[Task prompt]: Copy each line that has the string "パスワードをお忘れの方" somewhere in it.

[Records contained in a dataset]
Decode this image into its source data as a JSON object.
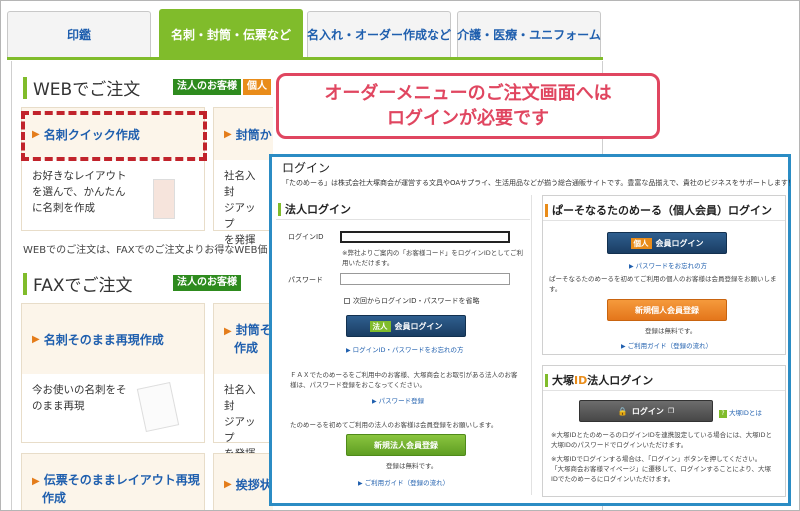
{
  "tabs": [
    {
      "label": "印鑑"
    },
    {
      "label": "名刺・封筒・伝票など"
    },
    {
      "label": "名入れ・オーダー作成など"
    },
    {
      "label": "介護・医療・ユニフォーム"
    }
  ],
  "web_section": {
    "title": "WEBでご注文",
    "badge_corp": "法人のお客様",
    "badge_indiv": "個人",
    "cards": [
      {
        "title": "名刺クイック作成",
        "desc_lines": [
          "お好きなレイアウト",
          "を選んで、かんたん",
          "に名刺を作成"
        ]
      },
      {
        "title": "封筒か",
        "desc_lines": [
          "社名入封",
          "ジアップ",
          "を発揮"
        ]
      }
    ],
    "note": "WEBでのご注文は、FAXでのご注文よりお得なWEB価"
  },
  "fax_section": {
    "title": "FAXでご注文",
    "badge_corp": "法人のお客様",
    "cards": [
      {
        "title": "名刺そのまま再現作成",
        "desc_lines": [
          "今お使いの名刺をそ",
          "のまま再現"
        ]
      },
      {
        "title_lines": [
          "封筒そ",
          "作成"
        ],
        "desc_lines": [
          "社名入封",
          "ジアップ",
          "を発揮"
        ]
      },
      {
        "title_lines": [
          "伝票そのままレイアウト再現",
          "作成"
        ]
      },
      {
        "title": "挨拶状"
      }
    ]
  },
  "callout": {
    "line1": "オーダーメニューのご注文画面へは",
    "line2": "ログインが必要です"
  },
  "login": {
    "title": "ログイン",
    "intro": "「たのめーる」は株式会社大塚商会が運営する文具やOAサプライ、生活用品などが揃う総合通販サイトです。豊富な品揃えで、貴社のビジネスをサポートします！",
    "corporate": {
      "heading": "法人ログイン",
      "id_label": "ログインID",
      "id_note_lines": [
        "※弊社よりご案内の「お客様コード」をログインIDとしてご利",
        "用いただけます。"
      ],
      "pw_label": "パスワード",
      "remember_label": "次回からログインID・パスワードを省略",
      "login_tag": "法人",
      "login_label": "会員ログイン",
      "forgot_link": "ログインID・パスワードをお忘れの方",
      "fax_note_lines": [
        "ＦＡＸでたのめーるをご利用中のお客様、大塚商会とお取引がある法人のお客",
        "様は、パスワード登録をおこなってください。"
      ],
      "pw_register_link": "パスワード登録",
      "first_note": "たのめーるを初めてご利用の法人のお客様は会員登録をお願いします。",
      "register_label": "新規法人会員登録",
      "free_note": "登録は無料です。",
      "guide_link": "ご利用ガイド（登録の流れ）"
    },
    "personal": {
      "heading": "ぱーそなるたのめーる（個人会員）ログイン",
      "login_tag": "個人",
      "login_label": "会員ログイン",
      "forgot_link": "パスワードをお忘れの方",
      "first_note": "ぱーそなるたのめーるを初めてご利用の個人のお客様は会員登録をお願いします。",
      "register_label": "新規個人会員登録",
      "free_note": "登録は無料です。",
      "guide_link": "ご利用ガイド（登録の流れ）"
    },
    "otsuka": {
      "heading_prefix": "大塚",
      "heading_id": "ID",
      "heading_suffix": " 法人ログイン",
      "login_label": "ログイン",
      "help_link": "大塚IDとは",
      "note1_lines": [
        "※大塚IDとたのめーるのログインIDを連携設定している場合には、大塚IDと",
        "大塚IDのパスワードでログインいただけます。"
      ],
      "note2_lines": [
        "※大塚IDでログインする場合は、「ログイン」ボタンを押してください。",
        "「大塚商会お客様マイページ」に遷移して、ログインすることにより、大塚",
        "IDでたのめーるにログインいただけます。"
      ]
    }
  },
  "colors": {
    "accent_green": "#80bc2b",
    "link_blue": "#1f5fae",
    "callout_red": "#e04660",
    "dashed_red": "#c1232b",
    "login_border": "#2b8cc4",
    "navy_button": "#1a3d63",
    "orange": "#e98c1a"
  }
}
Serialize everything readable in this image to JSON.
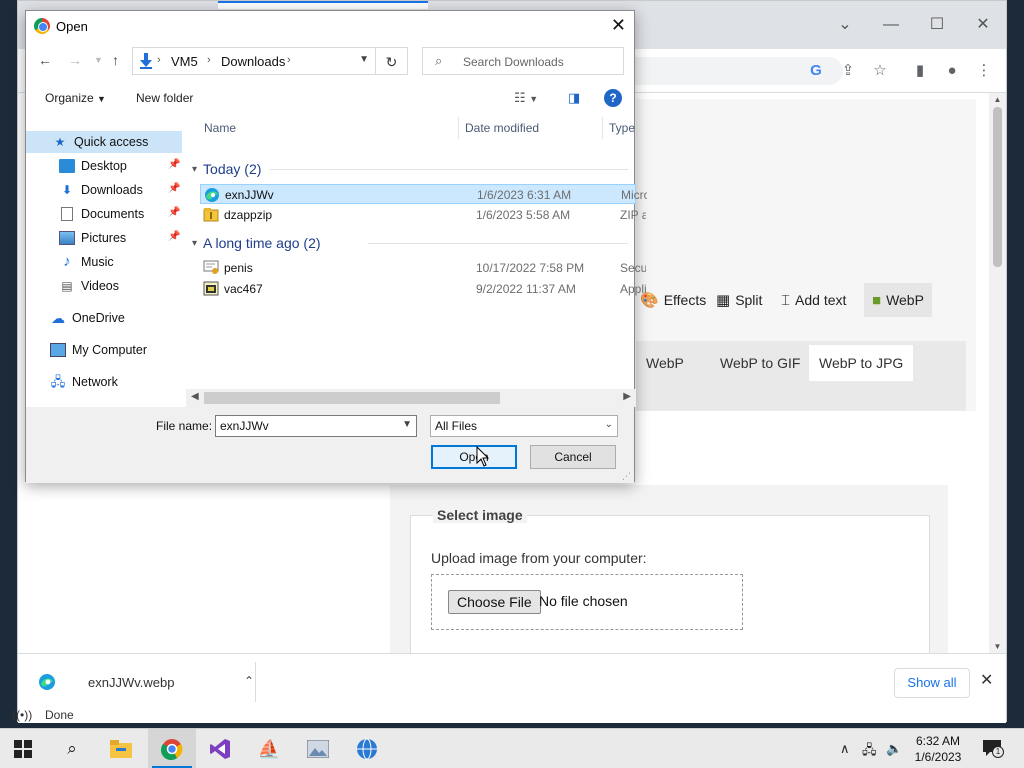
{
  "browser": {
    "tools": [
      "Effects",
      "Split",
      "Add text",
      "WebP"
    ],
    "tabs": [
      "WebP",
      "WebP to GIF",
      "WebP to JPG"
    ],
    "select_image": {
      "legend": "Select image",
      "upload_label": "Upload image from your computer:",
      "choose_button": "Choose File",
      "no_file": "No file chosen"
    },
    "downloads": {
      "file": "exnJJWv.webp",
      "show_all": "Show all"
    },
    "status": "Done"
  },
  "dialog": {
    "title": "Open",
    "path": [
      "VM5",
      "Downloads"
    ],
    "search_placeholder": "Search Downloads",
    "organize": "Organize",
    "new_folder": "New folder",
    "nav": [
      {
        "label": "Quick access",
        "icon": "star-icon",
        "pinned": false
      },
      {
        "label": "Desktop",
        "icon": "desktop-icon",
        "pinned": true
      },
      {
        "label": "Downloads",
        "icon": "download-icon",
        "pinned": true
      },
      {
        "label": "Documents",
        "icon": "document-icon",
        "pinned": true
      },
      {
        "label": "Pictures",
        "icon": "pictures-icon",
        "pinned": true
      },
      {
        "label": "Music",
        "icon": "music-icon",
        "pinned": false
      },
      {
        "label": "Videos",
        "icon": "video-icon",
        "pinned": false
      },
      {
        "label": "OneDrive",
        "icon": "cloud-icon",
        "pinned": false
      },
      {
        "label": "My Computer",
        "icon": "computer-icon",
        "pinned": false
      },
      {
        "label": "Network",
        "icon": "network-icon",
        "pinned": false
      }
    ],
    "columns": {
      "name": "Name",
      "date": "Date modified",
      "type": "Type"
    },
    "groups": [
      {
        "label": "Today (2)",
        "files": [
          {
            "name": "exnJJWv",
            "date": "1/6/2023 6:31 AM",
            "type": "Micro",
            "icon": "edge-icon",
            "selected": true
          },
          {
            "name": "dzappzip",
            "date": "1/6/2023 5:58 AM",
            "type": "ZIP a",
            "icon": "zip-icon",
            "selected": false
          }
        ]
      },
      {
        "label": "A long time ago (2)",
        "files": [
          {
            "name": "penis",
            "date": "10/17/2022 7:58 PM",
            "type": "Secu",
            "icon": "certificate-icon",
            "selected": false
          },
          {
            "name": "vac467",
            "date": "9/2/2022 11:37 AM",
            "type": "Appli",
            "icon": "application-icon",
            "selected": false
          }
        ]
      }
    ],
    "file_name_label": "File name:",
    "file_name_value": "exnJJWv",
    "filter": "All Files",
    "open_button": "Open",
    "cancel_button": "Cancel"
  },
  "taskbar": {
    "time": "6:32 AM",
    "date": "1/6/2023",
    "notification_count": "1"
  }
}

[Task solution]:
      "forgot_link": "ログインID・パスワードをお忘れの方",
      "forgot_link": "パスワードをお忘れの方",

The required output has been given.